> Task instructions: Images are not part of the copy; transcribe all the data exactly.

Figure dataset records
——
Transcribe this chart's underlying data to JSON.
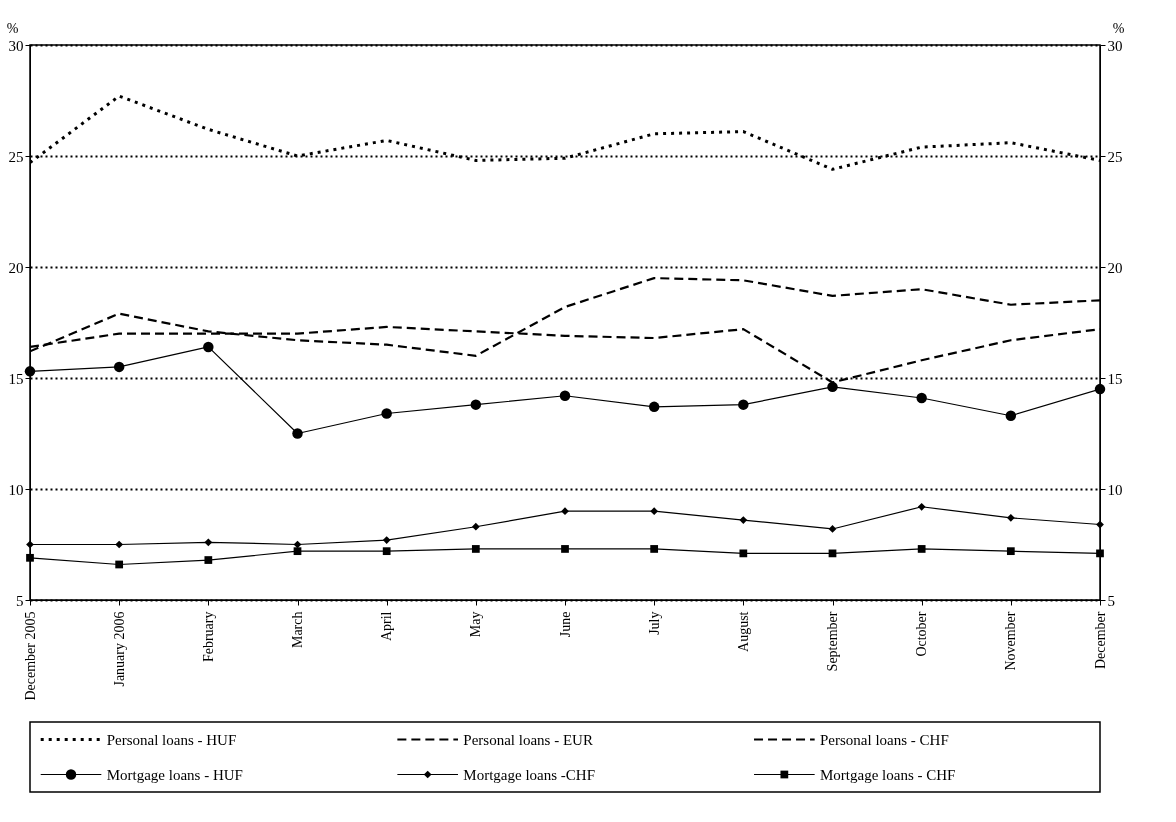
{
  "chart_data": {
    "type": "line",
    "ylabel": "%",
    "y2label": "%",
    "categories": [
      "December 2005",
      "January 2006",
      "February",
      "March",
      "April",
      "May",
      "June",
      "July",
      "August",
      "September",
      "October",
      "November",
      "December"
    ],
    "series": [
      {
        "name": "Personal loans - HUF",
        "color": "#000000",
        "line_style": "dotted",
        "marker": "none",
        "values": [
          24.7,
          27.7,
          26.2,
          25.0,
          25.7,
          24.8,
          24.9,
          26.0,
          26.1,
          24.4,
          25.4,
          25.6,
          24.8
        ]
      },
      {
        "name": "Personal loans - EUR",
        "color": "#000000",
        "line_style": "dashed",
        "marker": "none",
        "values": [
          16.4,
          17.0,
          17.0,
          17.0,
          17.3,
          17.1,
          16.9,
          16.8,
          17.2,
          14.8,
          15.8,
          16.7,
          17.2
        ]
      },
      {
        "name": "Personal loans - CHF",
        "color": "#000000",
        "line_style": "dashed",
        "marker": "none",
        "values": [
          16.2,
          17.9,
          17.1,
          16.7,
          16.5,
          16.0,
          18.2,
          19.5,
          19.4,
          18.7,
          19.0,
          18.3,
          18.5
        ]
      },
      {
        "name": "Mortgage loans - HUF",
        "color": "#000000",
        "line_style": "solid",
        "marker": "circle",
        "values": [
          15.3,
          15.5,
          16.4,
          12.5,
          13.4,
          13.8,
          14.2,
          13.7,
          13.8,
          14.6,
          14.1,
          13.3,
          14.5
        ]
      },
      {
        "name": "Mortgage loans -CHF",
        "color": "#000000",
        "line_style": "solid",
        "marker": "diamond",
        "values": [
          7.5,
          7.5,
          7.6,
          7.5,
          7.7,
          8.3,
          9.0,
          9.0,
          8.6,
          8.2,
          9.2,
          8.7,
          8.4
        ]
      },
      {
        "name": "Mortgage loans - CHF",
        "color": "#000000",
        "line_style": "solid",
        "marker": "square",
        "values": [
          6.9,
          6.6,
          6.8,
          7.2,
          7.2,
          7.3,
          7.3,
          7.3,
          7.1,
          7.1,
          7.3,
          7.2,
          7.1
        ]
      }
    ],
    "ylim": [
      5,
      30
    ],
    "yticks": [
      5,
      10,
      15,
      20,
      25,
      30
    ],
    "y2lim": [
      5,
      30
    ],
    "y2ticks": [
      5,
      10,
      15,
      20,
      25,
      30
    ],
    "grid": "y",
    "legend": "bottom"
  }
}
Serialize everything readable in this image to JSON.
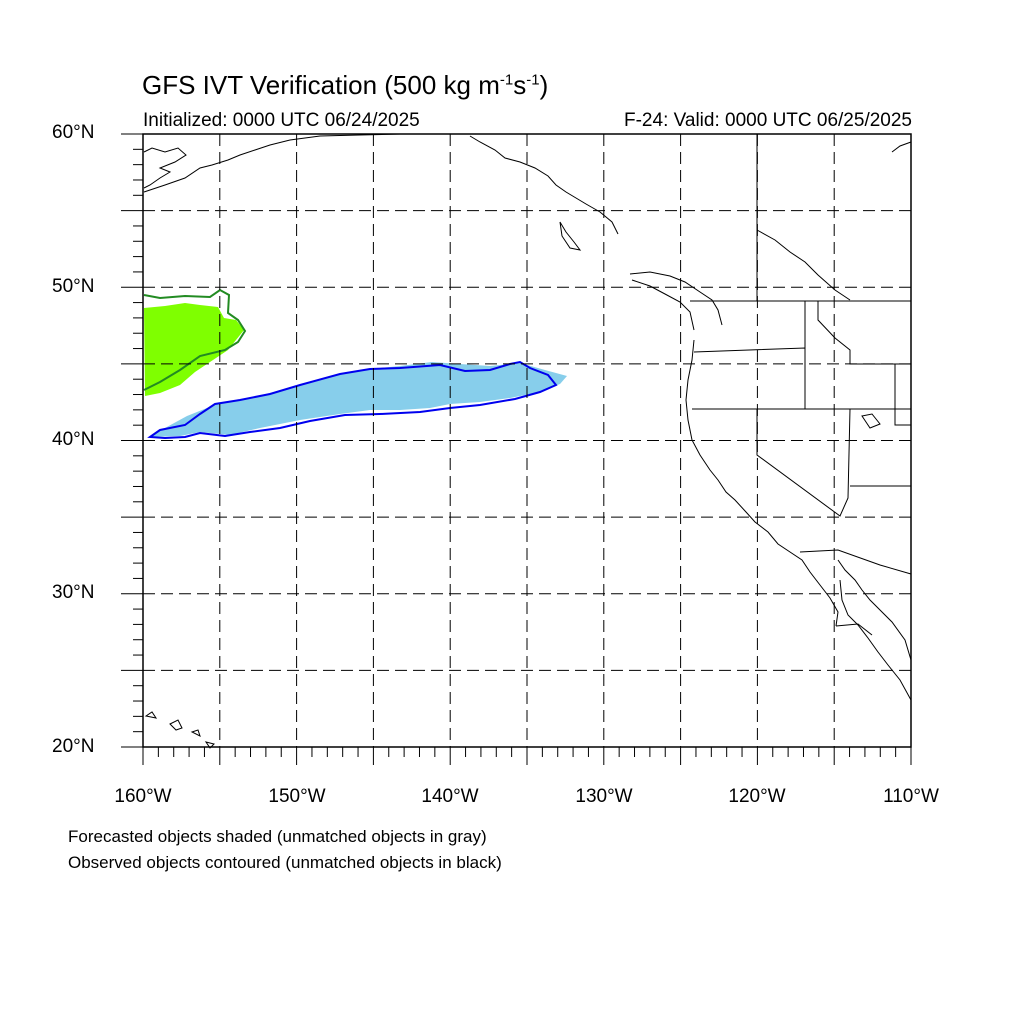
{
  "title": {
    "prefix": "GFS IVT Verification (500 kg m",
    "exp1": "-1",
    "mid": "s",
    "exp2": "-1",
    "suffix": ")"
  },
  "initialized": "Initialized: 0000 UTC 06/24/2025",
  "valid": "F-24: Valid: 0000 UTC 06/25/2025",
  "lat_labels": [
    "60°N",
    "50°N",
    "40°N",
    "30°N",
    "20°N"
  ],
  "lon_labels": [
    "160°W",
    "150°W",
    "140°W",
    "130°W",
    "120°W",
    "110°W"
  ],
  "legend_notes": [
    "Forecasted objects shaded (unmatched objects in gray)",
    "Observed objects contoured (unmatched objects in black)"
  ],
  "colors": {
    "forecast_object_1": "#87ceeb",
    "observed_object_1": "#0000ee",
    "forecast_object_2": "#7fff00",
    "observed_object_2": "#228b22",
    "coastline": "#000000",
    "grid": "#000000"
  },
  "map": {
    "lat_range": [
      20,
      60
    ],
    "lon_range": [
      -160,
      -110
    ],
    "gridlines": "dashed, every 5 degrees"
  }
}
——
> Problem solution:
Transcribe this chart's underlying data to JSON.
{
  "chart_data": {
    "type": "line",
    "ylabel": "%",
    "y2label": "%",
    "categories": [
      "December 2005",
      "January 2006",
      "February",
      "March",
      "April",
      "May",
      "June",
      "July",
      "August",
      "September",
      "October",
      "November",
      "December"
    ],
    "series": [
      {
        "name": "Personal loans - HUF",
        "color": "#000000",
        "line_style": "dotted",
        "marker": "none",
        "values": [
          24.7,
          27.7,
          26.2,
          25.0,
          25.7,
          24.8,
          24.9,
          26.0,
          26.1,
          24.4,
          25.4,
          25.6,
          24.8
        ]
      },
      {
        "name": "Personal loans - EUR",
        "color": "#000000",
        "line_style": "dashed",
        "marker": "none",
        "values": [
          16.4,
          17.0,
          17.0,
          17.0,
          17.3,
          17.1,
          16.9,
          16.8,
          17.2,
          14.8,
          15.8,
          16.7,
          17.2
        ]
      },
      {
        "name": "Personal loans - CHF",
        "color": "#000000",
        "line_style": "dashed",
        "marker": "none",
        "values": [
          16.2,
          17.9,
          17.1,
          16.7,
          16.5,
          16.0,
          18.2,
          19.5,
          19.4,
          18.7,
          19.0,
          18.3,
          18.5
        ]
      },
      {
        "name": "Mortgage loans - HUF",
        "color": "#000000",
        "line_style": "solid",
        "marker": "circle",
        "values": [
          15.3,
          15.5,
          16.4,
          12.5,
          13.4,
          13.8,
          14.2,
          13.7,
          13.8,
          14.6,
          14.1,
          13.3,
          14.5
        ]
      },
      {
        "name": "Mortgage loans -CHF",
        "color": "#000000",
        "line_style": "solid",
        "marker": "diamond",
        "values": [
          7.5,
          7.5,
          7.6,
          7.5,
          7.7,
          8.3,
          9.0,
          9.0,
          8.6,
          8.2,
          9.2,
          8.7,
          8.4
        ]
      },
      {
        "name": "Mortgage loans - CHF",
        "color": "#000000",
        "line_style": "solid",
        "marker": "square",
        "values": [
          6.9,
          6.6,
          6.8,
          7.2,
          7.2,
          7.3,
          7.3,
          7.3,
          7.1,
          7.1,
          7.3,
          7.2,
          7.1
        ]
      }
    ],
    "ylim": [
      5,
      30
    ],
    "yticks": [
      5,
      10,
      15,
      20,
      25,
      30
    ],
    "y2lim": [
      5,
      30
    ],
    "y2ticks": [
      5,
      10,
      15,
      20,
      25,
      30
    ],
    "grid": "y",
    "legend": "bottom"
  }
}
Serialize everything readable in this image to JSON.
{
  "title": {
    "prefix": "GFS IVT Verification (500 kg m",
    "exp1": "-1",
    "mid": "s",
    "exp2": "-1",
    "suffix": ")"
  },
  "initialized": "Initialized: 0000 UTC 06/24/2025",
  "valid": "F-24: Valid: 0000 UTC 06/25/2025",
  "lat_labels": [
    "60°N",
    "50°N",
    "40°N",
    "30°N",
    "20°N"
  ],
  "lon_labels": [
    "160°W",
    "150°W",
    "140°W",
    "130°W",
    "120°W",
    "110°W"
  ],
  "legend_notes": [
    "Forecasted objects shaded (unmatched objects in gray)",
    "Observed objects contoured (unmatched objects in black)"
  ],
  "colors": {
    "forecast_object_1": "#87ceeb",
    "observed_object_1": "#0000ee",
    "forecast_object_2": "#7fff00",
    "observed_object_2": "#228b22",
    "coastline": "#000000",
    "grid": "#000000"
  },
  "map": {
    "lat_range": [
      20,
      60
    ],
    "lon_range": [
      -160,
      -110
    ],
    "gridlines": "dashed, every 5 degrees"
  }
}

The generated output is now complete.